--- Task brief ---
Find every line in the listing below that contains the string "marker", treating uppercase and lowercase as different, and copy each of those lines.

--- Layout annotation data ---
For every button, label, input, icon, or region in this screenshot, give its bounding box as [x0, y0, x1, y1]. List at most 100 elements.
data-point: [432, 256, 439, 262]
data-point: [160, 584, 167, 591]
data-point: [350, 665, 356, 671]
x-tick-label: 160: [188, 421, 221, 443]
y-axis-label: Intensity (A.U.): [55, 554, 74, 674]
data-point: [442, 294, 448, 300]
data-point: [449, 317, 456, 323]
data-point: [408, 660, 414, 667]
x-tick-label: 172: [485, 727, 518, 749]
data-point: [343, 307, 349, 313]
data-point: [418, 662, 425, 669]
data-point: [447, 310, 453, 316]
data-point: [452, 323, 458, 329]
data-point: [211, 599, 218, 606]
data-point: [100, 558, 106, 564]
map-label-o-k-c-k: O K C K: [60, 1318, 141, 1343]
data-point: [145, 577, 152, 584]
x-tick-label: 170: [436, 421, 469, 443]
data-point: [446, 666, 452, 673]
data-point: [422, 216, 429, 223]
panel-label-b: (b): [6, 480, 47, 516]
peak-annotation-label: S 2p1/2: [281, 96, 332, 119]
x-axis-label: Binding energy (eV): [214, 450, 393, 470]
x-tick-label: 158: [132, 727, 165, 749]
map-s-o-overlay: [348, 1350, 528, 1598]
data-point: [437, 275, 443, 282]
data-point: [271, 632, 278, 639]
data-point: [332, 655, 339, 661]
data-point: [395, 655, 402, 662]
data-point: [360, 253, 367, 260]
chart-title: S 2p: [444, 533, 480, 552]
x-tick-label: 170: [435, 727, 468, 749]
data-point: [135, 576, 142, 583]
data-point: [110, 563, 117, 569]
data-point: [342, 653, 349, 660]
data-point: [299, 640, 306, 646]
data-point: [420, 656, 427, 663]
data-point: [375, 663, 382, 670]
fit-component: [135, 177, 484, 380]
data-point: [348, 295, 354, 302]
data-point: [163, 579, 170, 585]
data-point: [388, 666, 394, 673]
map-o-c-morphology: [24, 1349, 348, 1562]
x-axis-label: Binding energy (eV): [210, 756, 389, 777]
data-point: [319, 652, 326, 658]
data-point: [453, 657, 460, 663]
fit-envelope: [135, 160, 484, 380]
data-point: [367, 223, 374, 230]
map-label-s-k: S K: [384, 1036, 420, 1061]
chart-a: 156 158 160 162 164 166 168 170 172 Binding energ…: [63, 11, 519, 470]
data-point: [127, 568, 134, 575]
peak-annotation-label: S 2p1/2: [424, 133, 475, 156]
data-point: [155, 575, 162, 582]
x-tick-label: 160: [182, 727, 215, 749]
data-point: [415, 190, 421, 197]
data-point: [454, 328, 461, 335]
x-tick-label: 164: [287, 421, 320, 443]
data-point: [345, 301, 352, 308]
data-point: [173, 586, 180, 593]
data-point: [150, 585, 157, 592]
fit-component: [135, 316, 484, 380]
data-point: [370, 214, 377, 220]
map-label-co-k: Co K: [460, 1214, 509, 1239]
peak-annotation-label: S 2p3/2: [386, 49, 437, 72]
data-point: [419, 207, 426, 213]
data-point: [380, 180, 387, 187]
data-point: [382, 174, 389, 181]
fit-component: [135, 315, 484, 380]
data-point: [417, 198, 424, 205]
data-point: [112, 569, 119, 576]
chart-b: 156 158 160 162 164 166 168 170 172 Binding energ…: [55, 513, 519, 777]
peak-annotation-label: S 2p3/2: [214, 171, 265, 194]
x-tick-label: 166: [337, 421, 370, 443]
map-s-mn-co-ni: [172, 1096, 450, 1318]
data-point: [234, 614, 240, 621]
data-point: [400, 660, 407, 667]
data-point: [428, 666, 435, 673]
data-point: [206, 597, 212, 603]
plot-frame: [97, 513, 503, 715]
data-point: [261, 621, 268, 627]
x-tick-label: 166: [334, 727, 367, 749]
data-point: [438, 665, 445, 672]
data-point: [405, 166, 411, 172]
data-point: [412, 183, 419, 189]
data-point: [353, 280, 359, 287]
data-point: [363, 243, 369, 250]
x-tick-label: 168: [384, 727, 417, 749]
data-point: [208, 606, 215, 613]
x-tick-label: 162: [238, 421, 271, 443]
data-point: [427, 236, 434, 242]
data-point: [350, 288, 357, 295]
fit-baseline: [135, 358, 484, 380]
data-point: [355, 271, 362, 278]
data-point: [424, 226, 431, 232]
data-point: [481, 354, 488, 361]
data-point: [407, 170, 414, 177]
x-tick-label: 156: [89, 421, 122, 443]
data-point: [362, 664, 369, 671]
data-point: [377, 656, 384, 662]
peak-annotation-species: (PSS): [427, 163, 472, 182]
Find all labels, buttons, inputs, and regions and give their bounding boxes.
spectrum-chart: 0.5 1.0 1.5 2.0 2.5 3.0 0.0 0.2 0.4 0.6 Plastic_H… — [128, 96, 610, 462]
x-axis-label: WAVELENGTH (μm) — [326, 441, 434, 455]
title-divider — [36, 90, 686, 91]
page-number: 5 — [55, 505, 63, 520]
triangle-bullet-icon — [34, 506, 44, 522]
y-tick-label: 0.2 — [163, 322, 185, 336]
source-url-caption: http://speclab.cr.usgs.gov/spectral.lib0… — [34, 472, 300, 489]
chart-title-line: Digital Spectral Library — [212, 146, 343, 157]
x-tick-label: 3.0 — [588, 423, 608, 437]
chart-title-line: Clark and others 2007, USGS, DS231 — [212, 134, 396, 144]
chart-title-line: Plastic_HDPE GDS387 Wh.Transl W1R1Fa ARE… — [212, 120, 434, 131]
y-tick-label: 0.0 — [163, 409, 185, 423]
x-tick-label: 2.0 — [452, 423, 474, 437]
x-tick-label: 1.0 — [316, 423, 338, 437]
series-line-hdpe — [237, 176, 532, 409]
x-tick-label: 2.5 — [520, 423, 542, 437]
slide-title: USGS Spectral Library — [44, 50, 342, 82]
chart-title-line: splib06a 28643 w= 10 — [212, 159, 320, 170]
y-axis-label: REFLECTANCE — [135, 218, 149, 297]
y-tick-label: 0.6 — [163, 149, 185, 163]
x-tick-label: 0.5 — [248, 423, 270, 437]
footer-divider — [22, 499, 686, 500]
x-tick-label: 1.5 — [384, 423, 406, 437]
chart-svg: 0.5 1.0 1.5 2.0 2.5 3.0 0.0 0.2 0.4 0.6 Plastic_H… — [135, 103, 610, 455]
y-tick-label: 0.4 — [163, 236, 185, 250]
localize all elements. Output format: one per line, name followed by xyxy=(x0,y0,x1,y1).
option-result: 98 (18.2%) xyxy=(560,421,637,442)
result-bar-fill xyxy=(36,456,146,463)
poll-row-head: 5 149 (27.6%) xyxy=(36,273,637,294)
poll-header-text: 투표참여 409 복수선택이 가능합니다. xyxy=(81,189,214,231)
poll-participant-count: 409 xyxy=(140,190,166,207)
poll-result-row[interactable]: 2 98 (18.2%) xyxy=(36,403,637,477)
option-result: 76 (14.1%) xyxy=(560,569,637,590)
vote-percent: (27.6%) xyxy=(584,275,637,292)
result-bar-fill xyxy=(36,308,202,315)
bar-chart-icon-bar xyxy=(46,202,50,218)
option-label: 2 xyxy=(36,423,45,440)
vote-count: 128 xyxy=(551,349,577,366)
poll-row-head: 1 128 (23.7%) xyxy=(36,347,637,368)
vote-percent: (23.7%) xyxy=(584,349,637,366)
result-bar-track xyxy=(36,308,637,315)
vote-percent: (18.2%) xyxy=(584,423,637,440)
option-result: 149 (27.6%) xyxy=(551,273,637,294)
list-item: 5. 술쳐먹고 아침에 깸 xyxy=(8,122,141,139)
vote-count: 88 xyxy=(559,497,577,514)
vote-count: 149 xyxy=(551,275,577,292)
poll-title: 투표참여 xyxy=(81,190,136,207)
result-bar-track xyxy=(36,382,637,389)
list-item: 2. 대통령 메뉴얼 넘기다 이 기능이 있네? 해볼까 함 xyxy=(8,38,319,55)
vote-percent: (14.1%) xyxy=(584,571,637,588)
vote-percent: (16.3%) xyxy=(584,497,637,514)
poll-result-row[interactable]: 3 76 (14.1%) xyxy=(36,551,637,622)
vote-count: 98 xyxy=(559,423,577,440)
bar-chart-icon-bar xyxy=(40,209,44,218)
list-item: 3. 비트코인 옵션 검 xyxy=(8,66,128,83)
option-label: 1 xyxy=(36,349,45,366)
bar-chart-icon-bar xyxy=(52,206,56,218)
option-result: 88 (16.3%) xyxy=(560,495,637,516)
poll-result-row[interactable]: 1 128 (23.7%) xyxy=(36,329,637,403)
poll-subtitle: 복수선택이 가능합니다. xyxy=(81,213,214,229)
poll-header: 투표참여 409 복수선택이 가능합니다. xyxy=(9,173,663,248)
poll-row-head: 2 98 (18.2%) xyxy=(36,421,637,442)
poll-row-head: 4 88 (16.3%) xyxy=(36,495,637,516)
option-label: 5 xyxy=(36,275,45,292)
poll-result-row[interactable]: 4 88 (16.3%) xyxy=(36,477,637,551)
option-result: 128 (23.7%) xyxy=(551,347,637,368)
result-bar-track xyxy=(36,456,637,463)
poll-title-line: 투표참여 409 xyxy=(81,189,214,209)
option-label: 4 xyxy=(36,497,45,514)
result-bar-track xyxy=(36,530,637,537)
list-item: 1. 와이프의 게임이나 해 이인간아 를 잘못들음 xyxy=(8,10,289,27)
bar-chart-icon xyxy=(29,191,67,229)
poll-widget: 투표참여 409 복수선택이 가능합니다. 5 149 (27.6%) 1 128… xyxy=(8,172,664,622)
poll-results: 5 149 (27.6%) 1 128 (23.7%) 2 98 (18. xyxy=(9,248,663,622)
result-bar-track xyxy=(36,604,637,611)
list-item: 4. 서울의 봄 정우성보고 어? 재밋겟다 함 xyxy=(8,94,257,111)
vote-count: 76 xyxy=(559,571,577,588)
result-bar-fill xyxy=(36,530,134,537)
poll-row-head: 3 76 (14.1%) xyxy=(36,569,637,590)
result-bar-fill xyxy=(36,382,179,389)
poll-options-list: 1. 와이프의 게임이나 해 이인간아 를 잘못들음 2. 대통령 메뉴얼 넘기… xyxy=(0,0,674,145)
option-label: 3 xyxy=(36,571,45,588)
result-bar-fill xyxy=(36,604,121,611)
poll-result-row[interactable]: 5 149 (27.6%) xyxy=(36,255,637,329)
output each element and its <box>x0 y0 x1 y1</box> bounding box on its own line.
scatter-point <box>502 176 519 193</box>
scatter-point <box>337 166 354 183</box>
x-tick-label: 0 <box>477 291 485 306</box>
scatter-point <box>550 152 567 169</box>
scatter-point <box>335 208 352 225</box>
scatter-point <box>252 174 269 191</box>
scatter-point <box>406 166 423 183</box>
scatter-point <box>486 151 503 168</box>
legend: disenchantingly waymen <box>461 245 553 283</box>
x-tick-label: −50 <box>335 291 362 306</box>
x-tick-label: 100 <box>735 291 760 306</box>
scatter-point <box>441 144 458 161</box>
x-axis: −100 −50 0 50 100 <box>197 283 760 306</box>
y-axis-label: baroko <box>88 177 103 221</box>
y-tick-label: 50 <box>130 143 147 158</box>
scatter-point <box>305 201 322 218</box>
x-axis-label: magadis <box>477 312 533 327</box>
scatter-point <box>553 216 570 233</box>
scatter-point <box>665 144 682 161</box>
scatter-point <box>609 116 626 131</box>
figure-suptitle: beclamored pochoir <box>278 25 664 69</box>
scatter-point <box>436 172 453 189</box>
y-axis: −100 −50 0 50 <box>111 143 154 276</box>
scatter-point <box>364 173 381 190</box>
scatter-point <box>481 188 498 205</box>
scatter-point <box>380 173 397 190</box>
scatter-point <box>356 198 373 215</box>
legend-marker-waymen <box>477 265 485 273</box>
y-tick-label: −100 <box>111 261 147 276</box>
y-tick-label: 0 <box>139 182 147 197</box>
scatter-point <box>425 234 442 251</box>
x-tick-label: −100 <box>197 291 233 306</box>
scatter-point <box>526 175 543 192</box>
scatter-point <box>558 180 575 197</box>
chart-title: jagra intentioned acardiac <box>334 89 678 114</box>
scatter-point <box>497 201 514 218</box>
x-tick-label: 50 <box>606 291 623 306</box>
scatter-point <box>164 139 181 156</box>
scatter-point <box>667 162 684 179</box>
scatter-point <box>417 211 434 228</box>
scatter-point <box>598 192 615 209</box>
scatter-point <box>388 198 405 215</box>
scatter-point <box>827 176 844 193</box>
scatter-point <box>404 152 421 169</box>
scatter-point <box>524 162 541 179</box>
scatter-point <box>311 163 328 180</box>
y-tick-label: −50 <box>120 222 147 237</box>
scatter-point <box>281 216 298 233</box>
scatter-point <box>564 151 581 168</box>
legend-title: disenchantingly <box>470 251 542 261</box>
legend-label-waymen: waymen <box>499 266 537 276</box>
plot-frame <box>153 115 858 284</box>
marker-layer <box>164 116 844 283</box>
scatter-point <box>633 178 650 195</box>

--- Answer ---
legend-marker-waymen <box>477 265 485 273</box>
marker-layer <box>164 116 844 283</box>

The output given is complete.